Sesungguhnya aku tak mampu memahami bangsaku sendiri. Tak mampu memahami kekuatan politik, ekonomi, dan budaya yang bekerja di negeri ini. Pikiran parokial dan sikap paranoidku terhadao kekuatan-kekuatan riil di luar sana menghilangkan peluangku untuk bisa memainkan peran menentukan dalam perpolitikan bangsa.
Aku juga tak mengambil hikmah dari kegagalanku menjadi presiden di awal reformasi. Padahal, partaiku menang besar dalam pemilu. Yang terpilih malah tokoh dari partai dengab perolehan suara kecil. Aku terlalu meremehkan, bahkan memusuhi kekuatan Islam, yang merupakan anak kandung bangsa ini.
Aku memang kecewa kepada sikap “permusuhan” mereka terhadap ayahku dulu. Tapi sebagai tokoh politik, mestinya aku menganggapnya hal yang wajar dalam persaingan. Toh, tanpa kontribusi mereka tidaj mungkin bangsa ini bisa berdiri secara beradab.
Selama ini aku berpretensi seolah-olah ayahku sendirian yang berjasa bagi tegaknya bangsa yang rumit ini, lupa bahwa sesungguhnya peran tokoh Islam-lah yang mnjd penentu bagi mewujudnya NKRI, bahkan jauh sebelum negara ini merdeka.
Aku juga tak bisa melepaskan diri dari dendamku terhadap partai-partai nasionalis yang pernah menyakiti aku dan partaiku disebabkan hal-hak remeh yang muncul dari persaingan politik kami. Aku terlalu kekanak-kanakan memang.
Aku teringat nasihat teman karibku bahwa aku harus mnjadi negarawan yang melampangkan jiwa, melebarkan hati, dan meluaskan wawasan untuk bisa berdamai dengan semua perbedaan, yang pahit sekalipun. Perbedaan harus dilihat sebagau instrumen untuk mendewasakan bangsa.
“Aneh kalau kau memusuhi Islam, elemen kunci perekat yang menjaga kelangsungan hidup NKRI,” katanya. Tanpa Islam hari ini juga negara ini akan runtuh bagai rumah kartun, tambahnya. Ideologi, mazhab agama, ataupun sikap berbeda dalam memandang suatu isu tidak harus memunculkan kebencian pada pihak lawan. “Ini sikap picik,” katanya lagi.

=-=-=

Dalam kutipan sumber, apa saja yang menurut nasihat teman karib sang narator harus dilakukan seorang negarawan agar bisa berdamai dengan semua perbedaan? Baris-baris data tidak ada hubungannya dengan kutipan sumber.

## DATA TERSEDIA
=-=-=

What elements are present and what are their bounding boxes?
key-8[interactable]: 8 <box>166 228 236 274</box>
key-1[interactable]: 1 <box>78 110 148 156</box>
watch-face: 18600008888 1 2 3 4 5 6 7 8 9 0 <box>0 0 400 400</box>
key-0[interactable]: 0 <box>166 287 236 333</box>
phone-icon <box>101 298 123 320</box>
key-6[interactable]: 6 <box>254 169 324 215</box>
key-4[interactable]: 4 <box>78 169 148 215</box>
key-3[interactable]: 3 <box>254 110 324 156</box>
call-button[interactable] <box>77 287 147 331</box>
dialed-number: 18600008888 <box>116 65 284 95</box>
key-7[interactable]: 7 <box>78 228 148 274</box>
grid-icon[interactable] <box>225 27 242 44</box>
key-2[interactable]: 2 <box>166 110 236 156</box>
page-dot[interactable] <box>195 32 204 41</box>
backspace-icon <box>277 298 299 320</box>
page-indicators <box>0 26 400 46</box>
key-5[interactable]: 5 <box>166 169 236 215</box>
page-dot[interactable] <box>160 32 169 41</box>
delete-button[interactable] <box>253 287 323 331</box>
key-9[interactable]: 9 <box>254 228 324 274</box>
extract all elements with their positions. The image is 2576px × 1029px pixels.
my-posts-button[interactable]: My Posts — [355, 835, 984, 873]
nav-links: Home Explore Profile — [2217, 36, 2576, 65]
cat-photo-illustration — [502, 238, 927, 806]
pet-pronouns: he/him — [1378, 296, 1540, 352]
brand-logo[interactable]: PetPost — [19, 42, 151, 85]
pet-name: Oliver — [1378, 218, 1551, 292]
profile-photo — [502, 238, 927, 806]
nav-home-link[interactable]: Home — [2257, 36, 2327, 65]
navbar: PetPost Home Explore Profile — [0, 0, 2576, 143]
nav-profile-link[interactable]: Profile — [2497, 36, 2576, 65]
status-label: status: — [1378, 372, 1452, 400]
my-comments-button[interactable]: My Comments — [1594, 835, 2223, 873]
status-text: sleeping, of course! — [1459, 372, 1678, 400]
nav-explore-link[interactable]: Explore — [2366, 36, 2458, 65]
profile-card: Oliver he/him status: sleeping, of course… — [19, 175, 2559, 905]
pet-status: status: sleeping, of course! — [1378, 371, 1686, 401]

=-=-=

## JAWABAN BENAR
Melampangkan jiwa, melebarkan hati, dan meluaskan wawasan.